PROBLEM TO SOLVE =
Note each line where "this" appears, and copy it.

---------- EXERCISE INPUT ----------

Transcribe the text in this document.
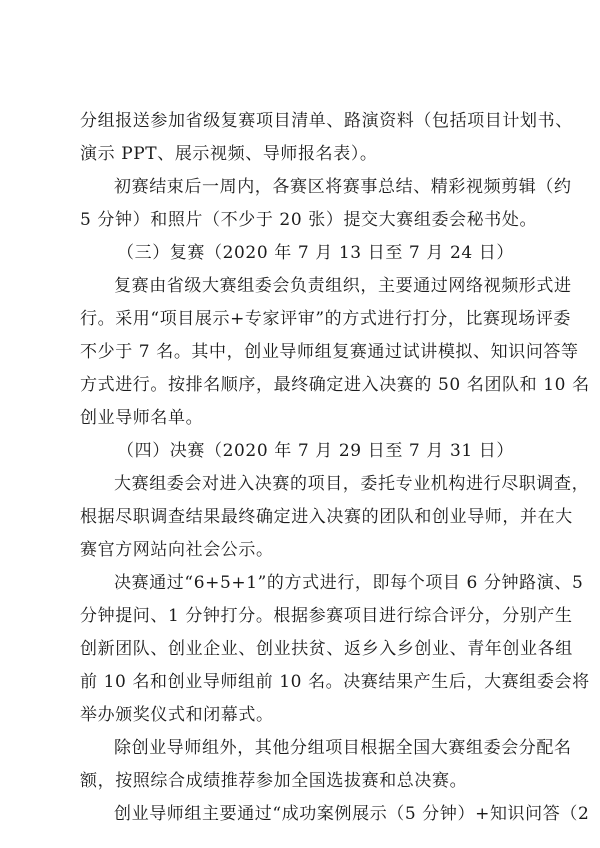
分组报送参加省级复赛项目清单、路演资料（包括项目计划书、
演示 PPT、展示视频、导师报名表）。
初赛结束后一周内，各赛区将赛事总结、精彩视频剪辑（约
5 分钟）和照片（不少于 20 张）提交大赛组委会秘书处。
（三）复赛（2020 年 7 月 13 日至 7 月 24 日）
复赛由省级大赛组委会负责组织，主要通过网络视频形式进
行。采用“项目展示+专家评审”的方式进行打分，比赛现场评委
不少于 7 名。其中，创业导师组复赛通过试讲模拟、知识问答等
方式进行。按排名顺序，最终确定进入决赛的 50 名团队和 10 名
创业导师名单。
（四）决赛（2020 年 7 月 29 日至 7 月 31 日）
大赛组委会对进入决赛的项目，委托专业机构进行尽职调查，
根据尽职调查结果最终确定进入决赛的团队和创业导师，并在大
赛官方网站向社会公示。
决赛通过“6+5+1”的方式进行，即每个项目 6 分钟路演、5
分钟提问、1 分钟打分。根据参赛项目进行综合评分，分别产生
创新团队、创业企业、创业扶贫、返乡入乡创业、青年创业各组
前 10 名和创业导师组前 10 名。决赛结果产生后，大赛组委会将
举办颁奖仪式和闭幕式。
除创业导师组外，其他分组项目根据全国大赛组委会分配名
额，按照综合成绩推荐参加全国选拔赛和总决赛。
创业导师组主要通过“成功案例展示（5 分钟）+知识问答（2
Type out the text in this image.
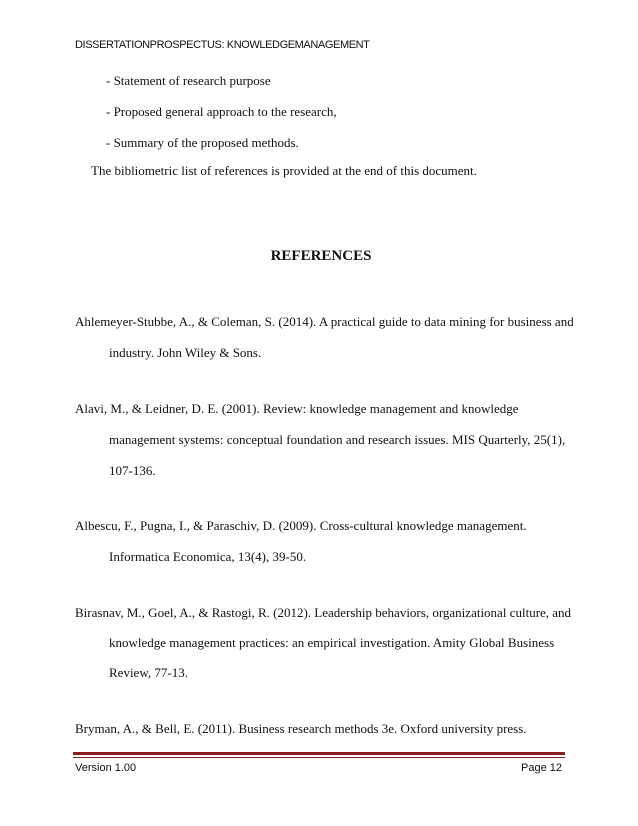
DISSERTATIONPROSPECTUS: KNOWLEDGEMANAGEMENT
- Statement of research purpose
- Proposed general approach to the research,
- Summary of the proposed methods.
The bibliometric list of references is provided at the end of this document.
REFERENCES
Ahlemeyer-Stubbe, A., & Coleman, S. (2014). A practical guide to data mining for business and
industry. John Wiley & Sons.
Alavi, M., & Leidner, D. E. (2001). Review: knowledge management and knowledge
management systems: conceptual foundation and research issues. MIS Quarterly, 25(1),
107-136.
Albescu, F., Pugna, I., & Paraschiv, D. (2009). Cross-cultural knowledge management.
Informatica Economica, 13(4), 39-50.
Birasnav, M., Goel, A., & Rastogi, R. (2012). Leadership behaviors, organizational culture, and
knowledge management practices: an empirical investigation. Amity Global Business
Review, 77-13.
Bryman, A., & Bell, E. (2011). Business research methods 3e. Oxford university press.
Version 1.00	Page 12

----------

FINAL ANSWER =
Transcribe the text in this document.
Type out the text in this image.
The bibliometric list of references is provided at the end of this document.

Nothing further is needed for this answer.